▸ **What you should do**
Work through the data line by line, gathering every line that has the word "útját".

▸ **Dataset**
↓
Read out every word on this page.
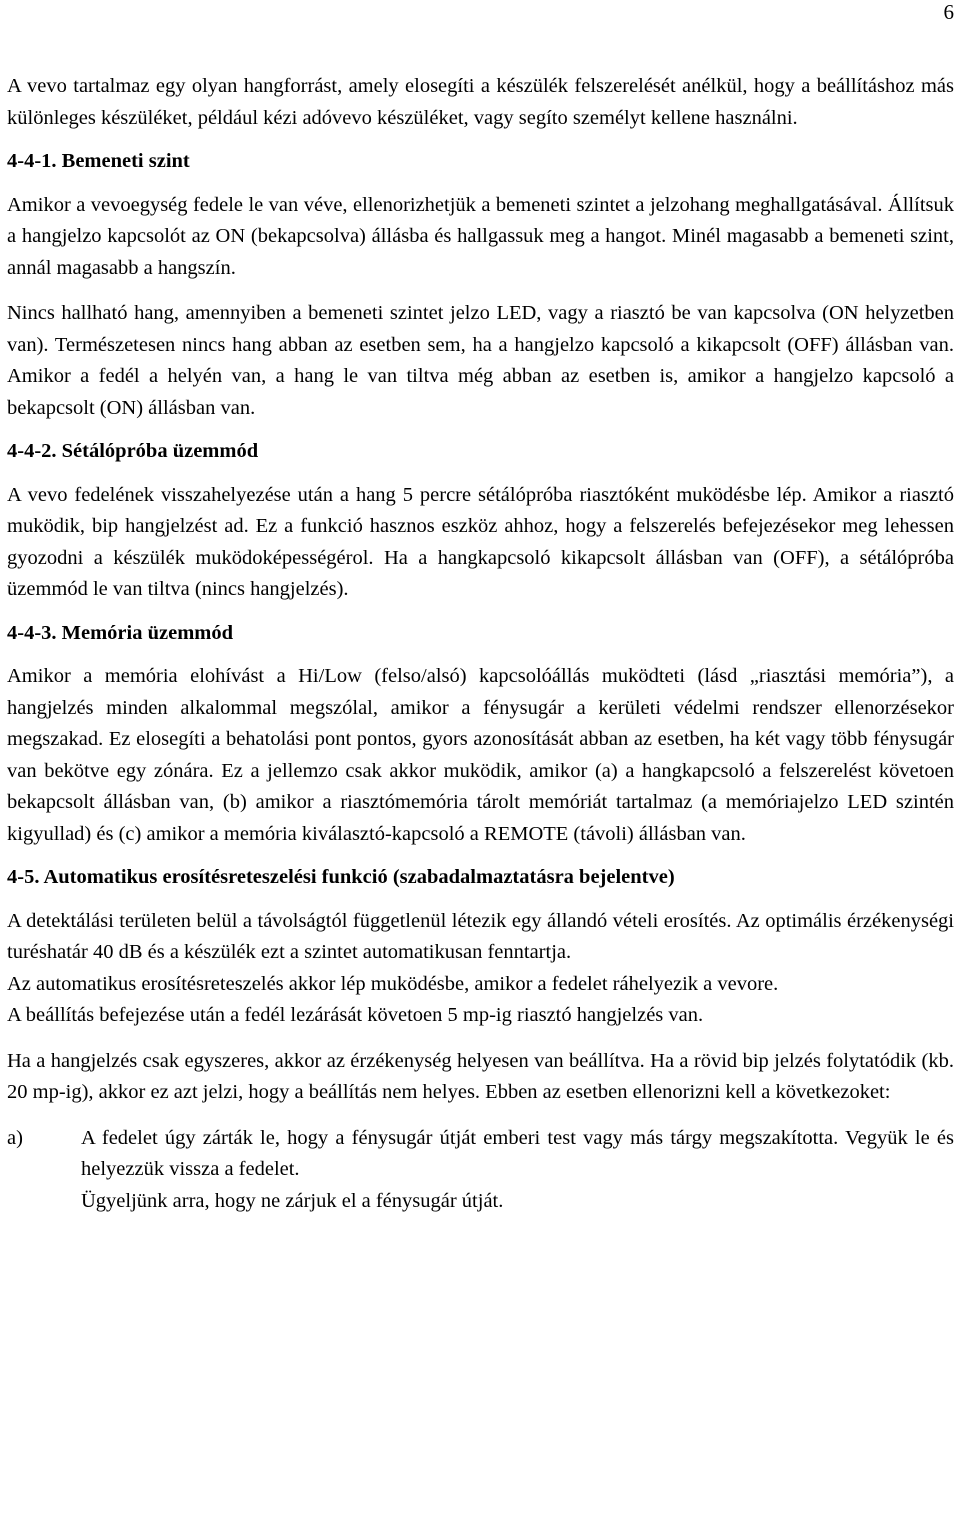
6

A vevo tartalmaz egy olyan hangforrást, amely elosegíti a készülék felszerelését anélkül, hogy a beállításhoz más különleges készüléket, például kézi adóvevo készüléket, vagy segíto személyt kellene használni.

4-4-1. Bemeneti szint

Amikor a vevoegység fedele le van véve, ellenorizhetjük a bemeneti szintet a jelzohang meghallgatásával. Állítsuk a hangjelzo kapcsolót az ON (bekapcsolva) állásba és hallgassuk meg a hangot. Minél magasabb a bemeneti szint, annál magasabb a hangszín.

Nincs hallható hang, amennyiben a bemeneti szintet jelzo LED, vagy a riasztó be van kapcsolva (ON helyzetben van). Természetesen nincs hang abban az esetben sem, ha a hangjelzo kapcsoló a kikapcsolt (OFF) állásban van. Amikor a fedél a helyén van, a hang le van tiltva még abban az esetben is, amikor a hangjelzo kapcsoló a bekapcsolt (ON) állásban van.

4-4-2. Sétálópróba üzemmód

A vevo fedelének visszahelyezése után a hang 5 percre sétálópróba riasztóként muködésbe lép. Amikor a riasztó muködik, bip hangjelzést ad. Ez a funkció hasznos eszköz ahhoz, hogy a felszerelés befejezésekor meg lehessen gyozodni a készülék muködoképességérol. Ha a hangkapcsoló kikapcsolt állásban van (OFF), a sétálópróba üzemmód le van tiltva (nincs hangjelzés).

4-4-3. Memória üzemmód

Amikor a memória elohívást a Hi/Low (felso/alsó) kapcsolóállás muködteti (lásd „riasztási memória”), a hangjelzés minden alkalommal megszólal, amikor a fénysugár a kerületi védelmi rendszer ellenorzésekor megszakad. Ez elosegíti a behatolási pont pontos, gyors azonosítását abban az esetben, ha két vagy több fénysugár van bekötve egy zónára. Ez a jellemzo csak akkor muködik, amikor (a) a hangkapcsoló a felszerelést követoen bekapcsolt állásban van, (b) amikor a riasztómemória tárolt memóriát tartalmaz (a memóriajelzo LED szintén kigyullad) és (c) amikor a memória kiválasztó-kapcsoló a REMOTE (távoli) állásban van.

4-5. Automatikus erosítésreteszelési funkció (szabadalmaztatásra bejelentve)

A detektálási területen belül a távolságtól függetlenül létezik egy állandó vételi erosítés. Az optimális érzékenységi turéshatár 40 dB és a készülék ezt a szintet automatikusan fenntartja.

Az automatikus erosítésreteszelés akkor lép muködésbe, amikor a fedelet ráhelyezik a vevore.

A beállítás befejezése után a fedél lezárását követoen 5 mp-ig riasztó hangjelzés van.

Ha a hangjelzés csak egyszeres, akkor az érzékenység helyesen van beállítva. Ha a rövid bip jelzés folytatódik (kb. 20 mp-ig), akkor ez azt jelzi, hogy a beállítás nem helyes. Ebben az esetben ellenorizni kell a következoket:

a)	A fedelet úgy zárták le, hogy a fénysugár útját emberi test vagy más tárgy megszakította. Vegyük le és helyezzük vissza a fedelet.

Ügyeljünk arra, hogy ne zárjuk el a fénysugár útját.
↑
▸ **Output of the task**
a)	A fedelet úgy zárták le, hogy a fénysugár útját emberi test vagy más tárgy megszakította. Vegyük le és helyezzük vissza a fedelet.
Ügyeljünk arra, hogy ne zárjuk el a fénysugár útját.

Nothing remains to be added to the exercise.